Exercise instructions. Comb the records below for the string "phthalocyanine" and copy each line where it turns up.

Raw records.
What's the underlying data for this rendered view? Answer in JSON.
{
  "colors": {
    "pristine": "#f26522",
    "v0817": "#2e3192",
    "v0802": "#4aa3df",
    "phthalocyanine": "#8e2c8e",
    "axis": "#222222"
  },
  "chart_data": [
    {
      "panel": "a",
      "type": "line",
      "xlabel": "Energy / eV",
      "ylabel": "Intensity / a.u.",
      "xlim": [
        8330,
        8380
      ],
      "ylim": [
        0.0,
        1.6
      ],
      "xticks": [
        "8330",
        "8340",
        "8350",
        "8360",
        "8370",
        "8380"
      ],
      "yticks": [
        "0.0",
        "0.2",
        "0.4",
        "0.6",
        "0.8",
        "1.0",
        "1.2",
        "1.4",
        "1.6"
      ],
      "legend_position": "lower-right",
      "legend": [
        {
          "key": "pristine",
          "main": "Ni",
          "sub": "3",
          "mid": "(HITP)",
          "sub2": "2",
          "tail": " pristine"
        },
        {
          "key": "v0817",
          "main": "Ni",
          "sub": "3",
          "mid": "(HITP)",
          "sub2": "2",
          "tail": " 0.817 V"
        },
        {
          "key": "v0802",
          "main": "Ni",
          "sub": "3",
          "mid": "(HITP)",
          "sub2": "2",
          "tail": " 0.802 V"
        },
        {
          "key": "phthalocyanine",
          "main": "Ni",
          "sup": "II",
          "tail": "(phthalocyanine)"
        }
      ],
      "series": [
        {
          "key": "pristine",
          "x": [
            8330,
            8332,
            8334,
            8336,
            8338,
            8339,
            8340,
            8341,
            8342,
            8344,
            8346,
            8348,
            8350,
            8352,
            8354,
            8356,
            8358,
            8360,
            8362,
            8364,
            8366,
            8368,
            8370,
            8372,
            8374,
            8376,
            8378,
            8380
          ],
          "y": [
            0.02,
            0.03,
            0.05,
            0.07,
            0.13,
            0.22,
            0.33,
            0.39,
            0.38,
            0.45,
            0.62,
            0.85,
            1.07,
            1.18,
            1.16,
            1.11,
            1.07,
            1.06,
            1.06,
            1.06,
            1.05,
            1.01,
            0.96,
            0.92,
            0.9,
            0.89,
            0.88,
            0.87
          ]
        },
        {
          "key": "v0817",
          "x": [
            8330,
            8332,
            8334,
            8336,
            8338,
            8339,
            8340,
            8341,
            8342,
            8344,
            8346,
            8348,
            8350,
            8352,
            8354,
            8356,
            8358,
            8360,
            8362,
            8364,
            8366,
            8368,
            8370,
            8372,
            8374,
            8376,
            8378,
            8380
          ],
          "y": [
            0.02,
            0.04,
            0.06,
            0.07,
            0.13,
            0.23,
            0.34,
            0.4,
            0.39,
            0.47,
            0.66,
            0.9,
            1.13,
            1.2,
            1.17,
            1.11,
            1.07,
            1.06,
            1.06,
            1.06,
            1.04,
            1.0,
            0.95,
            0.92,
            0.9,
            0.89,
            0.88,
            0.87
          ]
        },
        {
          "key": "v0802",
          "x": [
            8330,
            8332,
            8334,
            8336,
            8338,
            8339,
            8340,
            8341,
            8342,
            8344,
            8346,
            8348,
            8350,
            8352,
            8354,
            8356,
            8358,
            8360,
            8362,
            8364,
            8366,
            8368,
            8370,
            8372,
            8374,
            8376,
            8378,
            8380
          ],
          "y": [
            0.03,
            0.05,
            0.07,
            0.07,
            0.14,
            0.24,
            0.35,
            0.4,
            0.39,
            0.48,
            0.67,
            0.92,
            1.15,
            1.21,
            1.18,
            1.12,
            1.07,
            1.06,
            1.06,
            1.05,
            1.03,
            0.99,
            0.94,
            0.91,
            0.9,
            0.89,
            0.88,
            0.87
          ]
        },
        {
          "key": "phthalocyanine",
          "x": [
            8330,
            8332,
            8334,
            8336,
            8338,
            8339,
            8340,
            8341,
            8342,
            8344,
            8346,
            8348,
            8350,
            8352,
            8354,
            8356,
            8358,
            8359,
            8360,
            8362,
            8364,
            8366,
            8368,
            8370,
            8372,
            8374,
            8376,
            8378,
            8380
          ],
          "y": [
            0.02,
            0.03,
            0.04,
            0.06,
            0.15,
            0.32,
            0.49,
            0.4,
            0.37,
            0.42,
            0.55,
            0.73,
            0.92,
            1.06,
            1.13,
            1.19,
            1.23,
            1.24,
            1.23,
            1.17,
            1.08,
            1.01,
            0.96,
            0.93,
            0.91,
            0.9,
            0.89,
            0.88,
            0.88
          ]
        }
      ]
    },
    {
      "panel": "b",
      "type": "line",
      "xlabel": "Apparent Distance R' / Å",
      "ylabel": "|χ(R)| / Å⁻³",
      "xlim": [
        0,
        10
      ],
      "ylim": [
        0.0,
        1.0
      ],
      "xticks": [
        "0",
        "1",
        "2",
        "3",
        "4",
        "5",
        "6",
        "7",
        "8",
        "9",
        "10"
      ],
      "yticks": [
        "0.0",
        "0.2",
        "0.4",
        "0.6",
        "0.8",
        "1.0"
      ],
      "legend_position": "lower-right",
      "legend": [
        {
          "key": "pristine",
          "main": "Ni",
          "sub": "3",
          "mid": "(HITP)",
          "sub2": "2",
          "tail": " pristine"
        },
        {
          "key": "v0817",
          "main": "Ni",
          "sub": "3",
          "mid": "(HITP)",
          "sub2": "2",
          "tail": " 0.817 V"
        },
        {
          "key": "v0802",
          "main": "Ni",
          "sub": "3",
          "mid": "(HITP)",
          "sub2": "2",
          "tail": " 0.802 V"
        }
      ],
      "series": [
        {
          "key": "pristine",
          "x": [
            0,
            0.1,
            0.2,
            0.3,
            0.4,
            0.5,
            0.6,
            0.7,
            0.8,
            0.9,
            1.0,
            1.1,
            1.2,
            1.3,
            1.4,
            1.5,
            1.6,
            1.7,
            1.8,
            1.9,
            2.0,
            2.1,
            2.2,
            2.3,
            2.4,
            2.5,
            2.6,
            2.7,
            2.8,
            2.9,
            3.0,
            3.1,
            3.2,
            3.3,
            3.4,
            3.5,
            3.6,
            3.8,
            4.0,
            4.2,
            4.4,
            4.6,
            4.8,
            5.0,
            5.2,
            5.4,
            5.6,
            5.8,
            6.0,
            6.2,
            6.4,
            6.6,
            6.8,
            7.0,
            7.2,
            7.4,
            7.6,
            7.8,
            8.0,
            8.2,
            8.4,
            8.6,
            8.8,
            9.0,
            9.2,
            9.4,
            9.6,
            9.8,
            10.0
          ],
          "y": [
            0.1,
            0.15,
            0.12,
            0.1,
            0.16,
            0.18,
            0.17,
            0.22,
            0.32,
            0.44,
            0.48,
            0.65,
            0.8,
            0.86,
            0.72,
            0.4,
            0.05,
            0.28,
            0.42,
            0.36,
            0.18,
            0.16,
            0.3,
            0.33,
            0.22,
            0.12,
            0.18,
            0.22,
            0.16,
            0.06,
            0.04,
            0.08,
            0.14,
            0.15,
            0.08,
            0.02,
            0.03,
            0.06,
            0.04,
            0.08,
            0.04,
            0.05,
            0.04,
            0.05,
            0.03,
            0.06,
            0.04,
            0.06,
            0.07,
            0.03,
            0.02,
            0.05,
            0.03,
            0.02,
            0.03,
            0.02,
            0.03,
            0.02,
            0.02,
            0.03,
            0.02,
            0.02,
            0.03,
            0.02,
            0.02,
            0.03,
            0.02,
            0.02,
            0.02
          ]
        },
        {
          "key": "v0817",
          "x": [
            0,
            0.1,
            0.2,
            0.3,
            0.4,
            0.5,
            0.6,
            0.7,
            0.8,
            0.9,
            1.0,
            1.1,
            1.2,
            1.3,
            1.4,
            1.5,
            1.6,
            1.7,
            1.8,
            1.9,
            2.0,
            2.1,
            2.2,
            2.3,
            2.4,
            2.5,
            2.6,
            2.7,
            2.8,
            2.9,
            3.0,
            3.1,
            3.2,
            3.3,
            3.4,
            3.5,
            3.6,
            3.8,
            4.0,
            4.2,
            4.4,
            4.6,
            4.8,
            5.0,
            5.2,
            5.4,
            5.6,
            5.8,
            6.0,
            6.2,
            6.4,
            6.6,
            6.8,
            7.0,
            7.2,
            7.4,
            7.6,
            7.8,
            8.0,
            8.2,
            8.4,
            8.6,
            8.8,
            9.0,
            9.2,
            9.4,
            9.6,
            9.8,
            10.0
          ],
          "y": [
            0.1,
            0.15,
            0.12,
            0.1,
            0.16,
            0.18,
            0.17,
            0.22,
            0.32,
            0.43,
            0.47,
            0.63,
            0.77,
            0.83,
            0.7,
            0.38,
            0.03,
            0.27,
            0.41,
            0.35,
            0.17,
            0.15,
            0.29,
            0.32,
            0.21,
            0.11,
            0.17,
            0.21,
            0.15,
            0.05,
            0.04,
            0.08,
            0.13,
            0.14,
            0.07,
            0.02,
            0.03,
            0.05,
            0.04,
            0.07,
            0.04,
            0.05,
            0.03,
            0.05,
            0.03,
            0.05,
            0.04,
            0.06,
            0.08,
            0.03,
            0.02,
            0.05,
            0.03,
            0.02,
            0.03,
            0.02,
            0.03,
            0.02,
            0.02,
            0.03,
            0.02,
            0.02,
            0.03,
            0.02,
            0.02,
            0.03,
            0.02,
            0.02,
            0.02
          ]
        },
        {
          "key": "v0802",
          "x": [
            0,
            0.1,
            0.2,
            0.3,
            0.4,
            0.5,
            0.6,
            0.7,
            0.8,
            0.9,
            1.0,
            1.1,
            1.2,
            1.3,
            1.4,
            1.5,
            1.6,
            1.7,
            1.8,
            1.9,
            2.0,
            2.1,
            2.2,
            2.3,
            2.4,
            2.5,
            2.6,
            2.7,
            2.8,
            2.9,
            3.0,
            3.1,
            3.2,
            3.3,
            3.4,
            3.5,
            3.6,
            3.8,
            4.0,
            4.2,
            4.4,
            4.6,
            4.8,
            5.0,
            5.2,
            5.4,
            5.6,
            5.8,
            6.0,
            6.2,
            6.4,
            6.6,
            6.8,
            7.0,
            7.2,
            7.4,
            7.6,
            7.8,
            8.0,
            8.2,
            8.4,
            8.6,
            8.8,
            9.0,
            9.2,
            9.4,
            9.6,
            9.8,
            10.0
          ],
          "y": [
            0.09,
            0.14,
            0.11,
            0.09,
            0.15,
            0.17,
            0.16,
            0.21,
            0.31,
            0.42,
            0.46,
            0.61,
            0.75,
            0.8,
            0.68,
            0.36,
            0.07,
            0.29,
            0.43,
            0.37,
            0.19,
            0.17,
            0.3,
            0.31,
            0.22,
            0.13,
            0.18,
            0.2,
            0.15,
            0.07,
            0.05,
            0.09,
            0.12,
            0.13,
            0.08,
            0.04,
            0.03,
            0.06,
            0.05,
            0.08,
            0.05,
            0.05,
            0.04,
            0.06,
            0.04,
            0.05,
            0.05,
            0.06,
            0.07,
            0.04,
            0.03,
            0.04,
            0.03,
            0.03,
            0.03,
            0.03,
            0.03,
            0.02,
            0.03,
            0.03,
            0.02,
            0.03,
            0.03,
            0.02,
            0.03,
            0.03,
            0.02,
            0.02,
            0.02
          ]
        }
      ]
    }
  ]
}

Solution to this exercise.
    "phthalocyanine": "#8e2c8e",
          "key": "phthalocyanine",
          "tail": "(phthalocyanine)"
          "key": "phthalocyanine",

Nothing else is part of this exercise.